Required work: Both the line containing "What data populates" and the last line of the listing are included: write out exactly the lines from one to the other.

── Provided records ──

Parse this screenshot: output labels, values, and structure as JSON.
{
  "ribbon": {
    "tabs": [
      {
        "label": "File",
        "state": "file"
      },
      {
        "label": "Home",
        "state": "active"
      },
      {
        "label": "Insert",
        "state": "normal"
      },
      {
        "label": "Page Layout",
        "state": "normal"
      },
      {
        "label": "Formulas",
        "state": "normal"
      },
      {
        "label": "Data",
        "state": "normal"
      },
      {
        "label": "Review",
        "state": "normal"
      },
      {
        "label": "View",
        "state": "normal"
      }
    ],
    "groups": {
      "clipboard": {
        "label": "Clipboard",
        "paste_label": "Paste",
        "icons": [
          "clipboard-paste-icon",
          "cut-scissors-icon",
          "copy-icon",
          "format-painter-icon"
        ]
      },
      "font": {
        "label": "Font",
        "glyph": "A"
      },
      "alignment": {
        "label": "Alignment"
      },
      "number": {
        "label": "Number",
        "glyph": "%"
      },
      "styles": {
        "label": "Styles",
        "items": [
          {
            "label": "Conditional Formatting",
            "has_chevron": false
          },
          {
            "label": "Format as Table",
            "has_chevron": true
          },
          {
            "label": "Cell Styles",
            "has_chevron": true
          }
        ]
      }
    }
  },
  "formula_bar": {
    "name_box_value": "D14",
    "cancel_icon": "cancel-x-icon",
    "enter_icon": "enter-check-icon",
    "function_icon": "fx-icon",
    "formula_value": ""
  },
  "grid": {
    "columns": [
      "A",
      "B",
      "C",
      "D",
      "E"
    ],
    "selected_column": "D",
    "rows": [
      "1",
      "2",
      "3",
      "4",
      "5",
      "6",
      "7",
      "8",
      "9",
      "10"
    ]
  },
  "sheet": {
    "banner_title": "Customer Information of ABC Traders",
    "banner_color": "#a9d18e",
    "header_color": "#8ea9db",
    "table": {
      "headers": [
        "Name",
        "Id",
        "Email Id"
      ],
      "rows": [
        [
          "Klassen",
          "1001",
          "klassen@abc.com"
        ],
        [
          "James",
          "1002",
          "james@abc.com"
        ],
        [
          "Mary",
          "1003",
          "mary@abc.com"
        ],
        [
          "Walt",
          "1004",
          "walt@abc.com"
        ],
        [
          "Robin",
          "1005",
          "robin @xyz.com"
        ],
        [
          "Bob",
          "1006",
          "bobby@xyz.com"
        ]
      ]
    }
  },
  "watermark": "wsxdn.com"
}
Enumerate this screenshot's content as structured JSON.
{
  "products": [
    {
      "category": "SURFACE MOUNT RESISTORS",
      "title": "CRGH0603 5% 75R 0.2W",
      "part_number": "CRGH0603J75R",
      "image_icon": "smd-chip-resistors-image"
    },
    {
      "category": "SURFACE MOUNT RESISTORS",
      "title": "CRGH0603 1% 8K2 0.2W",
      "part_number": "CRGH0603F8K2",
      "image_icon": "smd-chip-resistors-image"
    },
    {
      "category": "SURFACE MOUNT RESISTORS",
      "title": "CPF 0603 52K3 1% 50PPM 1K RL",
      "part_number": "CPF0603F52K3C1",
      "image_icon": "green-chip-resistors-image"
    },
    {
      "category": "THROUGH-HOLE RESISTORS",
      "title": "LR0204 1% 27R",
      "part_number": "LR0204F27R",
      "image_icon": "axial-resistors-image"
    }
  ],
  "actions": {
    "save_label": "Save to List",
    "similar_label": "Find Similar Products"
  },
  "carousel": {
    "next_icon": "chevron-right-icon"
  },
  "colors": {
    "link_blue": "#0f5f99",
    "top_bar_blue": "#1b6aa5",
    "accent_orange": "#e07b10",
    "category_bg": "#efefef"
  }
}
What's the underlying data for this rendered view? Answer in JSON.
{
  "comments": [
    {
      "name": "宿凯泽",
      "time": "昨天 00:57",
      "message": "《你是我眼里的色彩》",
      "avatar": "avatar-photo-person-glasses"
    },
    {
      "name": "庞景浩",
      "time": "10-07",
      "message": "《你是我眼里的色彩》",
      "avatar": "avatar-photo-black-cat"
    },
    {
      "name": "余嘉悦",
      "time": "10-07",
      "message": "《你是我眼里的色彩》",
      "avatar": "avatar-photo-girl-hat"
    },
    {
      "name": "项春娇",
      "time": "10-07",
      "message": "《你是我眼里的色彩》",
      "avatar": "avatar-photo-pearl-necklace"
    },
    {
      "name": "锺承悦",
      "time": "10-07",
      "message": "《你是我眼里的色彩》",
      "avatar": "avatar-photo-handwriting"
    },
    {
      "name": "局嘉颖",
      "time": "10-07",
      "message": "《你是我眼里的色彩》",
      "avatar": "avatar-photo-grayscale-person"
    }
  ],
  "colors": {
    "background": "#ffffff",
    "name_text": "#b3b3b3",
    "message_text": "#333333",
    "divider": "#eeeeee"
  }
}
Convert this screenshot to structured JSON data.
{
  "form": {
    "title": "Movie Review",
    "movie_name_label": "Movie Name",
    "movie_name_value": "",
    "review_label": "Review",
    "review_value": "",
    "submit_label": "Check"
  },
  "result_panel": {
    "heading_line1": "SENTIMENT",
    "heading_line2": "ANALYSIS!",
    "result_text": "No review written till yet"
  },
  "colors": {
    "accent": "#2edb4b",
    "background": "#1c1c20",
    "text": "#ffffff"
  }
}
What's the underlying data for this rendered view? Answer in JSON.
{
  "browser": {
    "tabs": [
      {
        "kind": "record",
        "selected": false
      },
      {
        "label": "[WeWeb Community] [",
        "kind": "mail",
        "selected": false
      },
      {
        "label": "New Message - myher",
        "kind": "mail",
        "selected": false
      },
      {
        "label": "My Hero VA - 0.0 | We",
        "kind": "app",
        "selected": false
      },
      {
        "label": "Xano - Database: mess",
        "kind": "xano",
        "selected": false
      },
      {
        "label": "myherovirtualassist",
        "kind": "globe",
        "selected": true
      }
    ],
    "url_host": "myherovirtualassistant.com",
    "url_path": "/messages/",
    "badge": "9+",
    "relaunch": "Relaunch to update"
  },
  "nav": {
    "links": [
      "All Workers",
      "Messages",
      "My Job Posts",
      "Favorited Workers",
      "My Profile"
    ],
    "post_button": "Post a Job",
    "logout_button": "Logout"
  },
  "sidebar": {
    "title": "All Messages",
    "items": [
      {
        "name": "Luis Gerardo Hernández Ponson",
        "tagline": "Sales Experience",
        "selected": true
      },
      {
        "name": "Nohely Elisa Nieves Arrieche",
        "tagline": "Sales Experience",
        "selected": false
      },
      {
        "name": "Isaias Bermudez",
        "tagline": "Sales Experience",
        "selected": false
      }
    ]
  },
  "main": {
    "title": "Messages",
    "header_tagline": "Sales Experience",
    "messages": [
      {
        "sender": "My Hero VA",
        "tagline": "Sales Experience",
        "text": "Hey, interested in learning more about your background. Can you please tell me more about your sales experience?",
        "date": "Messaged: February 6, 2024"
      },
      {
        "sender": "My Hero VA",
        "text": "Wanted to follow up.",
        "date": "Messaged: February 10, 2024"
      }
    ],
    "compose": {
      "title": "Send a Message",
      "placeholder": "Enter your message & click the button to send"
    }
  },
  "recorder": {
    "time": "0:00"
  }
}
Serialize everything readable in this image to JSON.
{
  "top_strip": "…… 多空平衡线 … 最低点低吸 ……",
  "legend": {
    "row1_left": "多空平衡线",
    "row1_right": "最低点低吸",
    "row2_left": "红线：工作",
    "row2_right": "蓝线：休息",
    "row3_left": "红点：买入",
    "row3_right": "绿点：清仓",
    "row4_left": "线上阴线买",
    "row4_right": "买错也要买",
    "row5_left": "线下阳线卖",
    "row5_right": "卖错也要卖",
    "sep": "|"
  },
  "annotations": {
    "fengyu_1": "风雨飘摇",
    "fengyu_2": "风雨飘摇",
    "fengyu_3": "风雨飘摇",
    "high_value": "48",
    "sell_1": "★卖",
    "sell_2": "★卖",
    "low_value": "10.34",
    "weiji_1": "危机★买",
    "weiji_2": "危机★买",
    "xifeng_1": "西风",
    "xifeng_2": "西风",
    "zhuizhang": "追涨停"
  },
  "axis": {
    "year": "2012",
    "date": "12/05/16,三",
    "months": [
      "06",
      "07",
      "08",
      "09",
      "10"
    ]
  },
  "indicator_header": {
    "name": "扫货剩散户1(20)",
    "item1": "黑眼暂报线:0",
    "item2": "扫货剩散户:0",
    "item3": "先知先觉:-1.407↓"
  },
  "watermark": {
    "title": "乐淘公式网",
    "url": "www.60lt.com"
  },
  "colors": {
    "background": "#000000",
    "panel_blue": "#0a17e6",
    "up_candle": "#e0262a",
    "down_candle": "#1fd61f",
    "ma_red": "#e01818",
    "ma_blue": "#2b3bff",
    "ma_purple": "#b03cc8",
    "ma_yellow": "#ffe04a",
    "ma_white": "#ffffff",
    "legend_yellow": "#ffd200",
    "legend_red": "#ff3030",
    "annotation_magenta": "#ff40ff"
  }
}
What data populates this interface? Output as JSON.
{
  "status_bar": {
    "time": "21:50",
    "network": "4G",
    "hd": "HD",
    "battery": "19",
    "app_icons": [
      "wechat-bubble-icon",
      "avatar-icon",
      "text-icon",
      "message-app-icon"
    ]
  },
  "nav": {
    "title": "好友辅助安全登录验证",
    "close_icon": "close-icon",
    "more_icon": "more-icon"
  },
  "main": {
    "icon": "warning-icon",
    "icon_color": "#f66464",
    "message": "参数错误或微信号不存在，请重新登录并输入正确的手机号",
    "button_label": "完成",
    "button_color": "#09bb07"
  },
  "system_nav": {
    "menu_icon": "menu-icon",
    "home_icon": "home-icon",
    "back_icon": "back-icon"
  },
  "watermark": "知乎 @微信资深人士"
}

───

The reply:
What data populates this interface? Output as JSON.
{
  "status_bar": {
    "time": "21:50",
    "network": "4G",
    "hd": "HD",
    "battery": "19",
    "app_icons": [
      "wechat-bubble-icon",
      "avatar-icon",
      "text-icon",
      "message-app-icon"
    ]
  },
  "nav": {
    "title": "好友辅助安全登录验证",
    "close_icon": "close-icon",
    "more_icon": "more-icon"
  },
  "main": {
    "icon": "warning-icon",
    "icon_color": "#f66464",
    "message": "参数错误或微信号不存在，请重新登录并输入正确的手机号",
    "button_label": "完成",
    "button_color": "#09bb07"
  },
  "system_nav": {
    "menu_icon": "menu-icon",
    "home_icon": "home-icon",
    "back_icon": "back-icon"
  },
  "watermark": "知乎 @微信资深人士"
}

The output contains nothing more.